===== Available records
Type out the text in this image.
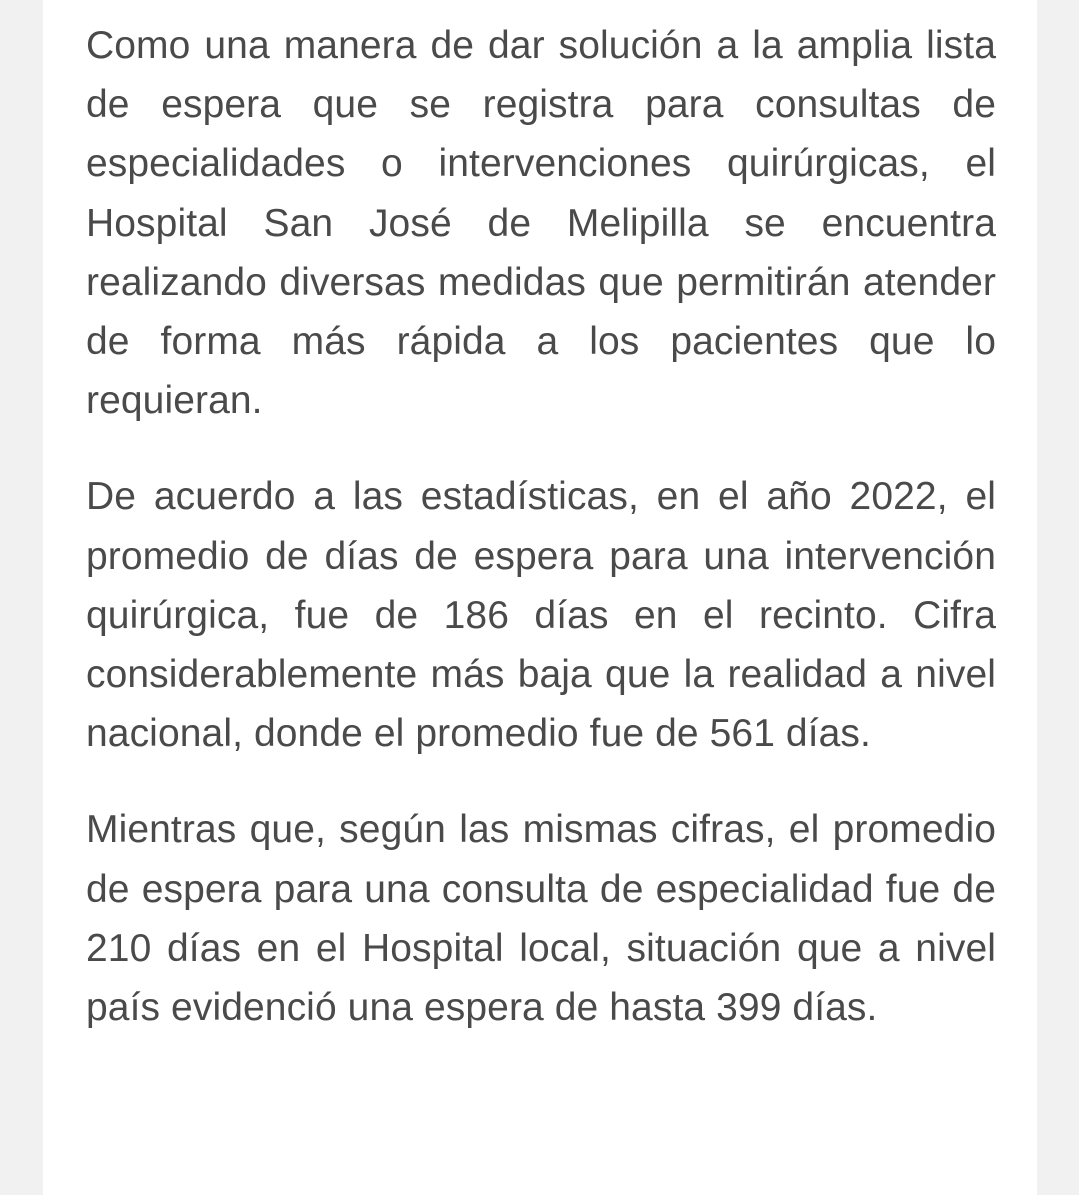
Como una manera de dar solución a la amplia lista de espera que se registra para consultas de especialidades o intervenciones quirúrgicas, el Hospital San José de Melipilla se encuentra realizando diversas medidas que permitirán atender de forma más rápida a los pacientes que lo requieran.

De acuerdo a las estadísticas, en el año 2022, el promedio de días de espera para una intervención quirúrgica, fue de 186 días en el recinto. Cifra considerablemente más baja que la realidad a nivel nacional, donde el promedio fue de 561 días.

Mientras que, según las mismas cifras, el promedio de espera para una consulta de especialidad fue de 210 días en el Hospital local, situación que a nivel país evidenció una espera de hasta 399 días.
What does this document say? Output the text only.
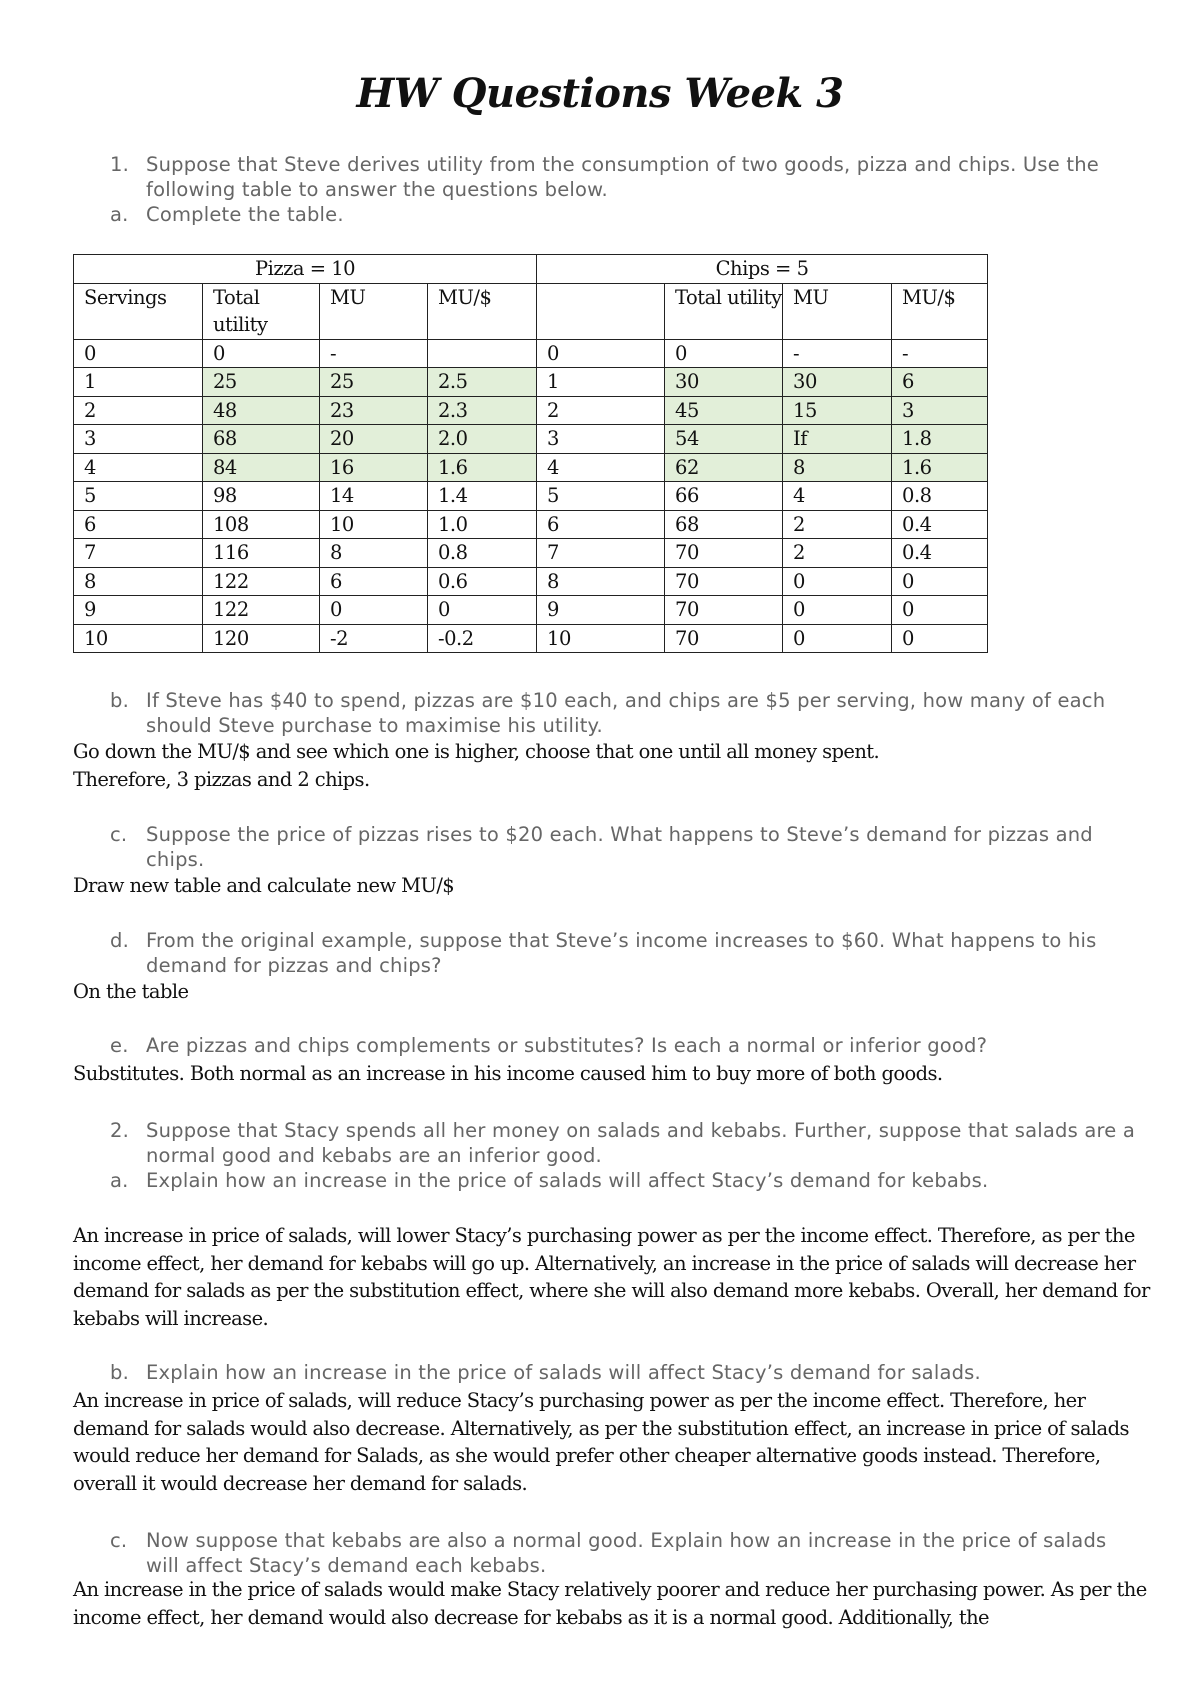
HW Questions Week 3
1. Suppose that Steve derives utility from the consumption of two goods, pizza and chips. Use the following table to answer the questions below.
a. Complete the table.
Pizza = 10				Chips = 5			
Servings	Total utility	MU	MU/$		Total utility	MU	MU/$
0	0	-		0	0	-	-
1	25	25	2.5	1	30	30	6
2	48	23	2.3	2	45	15	3
3	68	20	2.0	3	54	If	1.8
4	84	16	1.6	4	62	8	1.6
5	98	14	1.4	5	66	4	0.8
6	108	10	1.0	6	68	2	0.4
7	116	8	0.8	7	70	2	0.4
8	122	6	0.6	8	70	0	0
9	122	0	0	9	70	0	0
10	120	-2	-0.2	10	70	0	0
b. If Steve has $40 to spend, pizzas are $10 each, and chips are $5 per serving, how many of each should Steve purchase to maximise his utility.
Go down the MU/$ and see which one is higher, choose that one until all money spent.
Therefore, 3 pizzas and 2 chips.
c. Suppose the price of pizzas rises to $20 each. What happens to Steve’s demand for pizzas and chips.
Draw new table and calculate new MU/$
d. From the original example, suppose that Steve’s income increases to $60. What happens to his demand for pizzas and chips?
On the table
e. Are pizzas and chips complements or substitutes? Is each a normal or inferior good?
Substitutes. Both normal as an increase in his income caused him to buy more of both goods.
2. Suppose that Stacy spends all her money on salads and kebabs. Further, suppose that salads are a normal good and kebabs are an inferior good.
a. Explain how an increase in the price of salads will affect Stacy’s demand for kebabs.
An increase in price of salads, will lower Stacy’s purchasing power as per the income effect. Therefore, as per the income effect, her demand for kebabs will go up. Alternatively, an increase in the price of salads will decrease her demand for salads as per the substitution effect, where she will also demand more kebabs. Overall, her demand for kebabs will increase.
b. Explain how an increase in the price of salads will affect Stacy’s demand for salads.
An increase in price of salads, will reduce Stacy’s purchasing power as per the income effect. Therefore, her demand for salads would also decrease. Alternatively, as per the substitution effect, an increase in price of salads would reduce her demand for Salads, as she would prefer other cheaper alternative goods instead. Therefore, overall it would decrease her demand for salads.
c. Now suppose that kebabs are also a normal good. Explain how an increase in the price of salads will affect Stacy’s demand each kebabs.
An increase in the price of salads would make Stacy relatively poorer and reduce her purchasing power. As per the income effect, her demand would also decrease for kebabs as it is a normal good. Additionally, the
==========
- [Work instructions]
From the data above, copy each line that has the string "Steve".

- [Task output]
1. Suppose that Steve derives utility from the consumption of two goods, pizza and chips. Use the following table to answer the questions below.
b. If Steve has $40 to spend, pizzas are $10 each, and chips are $5 per serving, how many of each should Steve purchase to maximise his utility.
c. Suppose the price of pizzas rises to $20 each. What happens to Steve’s demand for pizzas and chips.
d. From the original example, suppose that Steve’s income increases to $60. What happens to his demand for pizzas and chips?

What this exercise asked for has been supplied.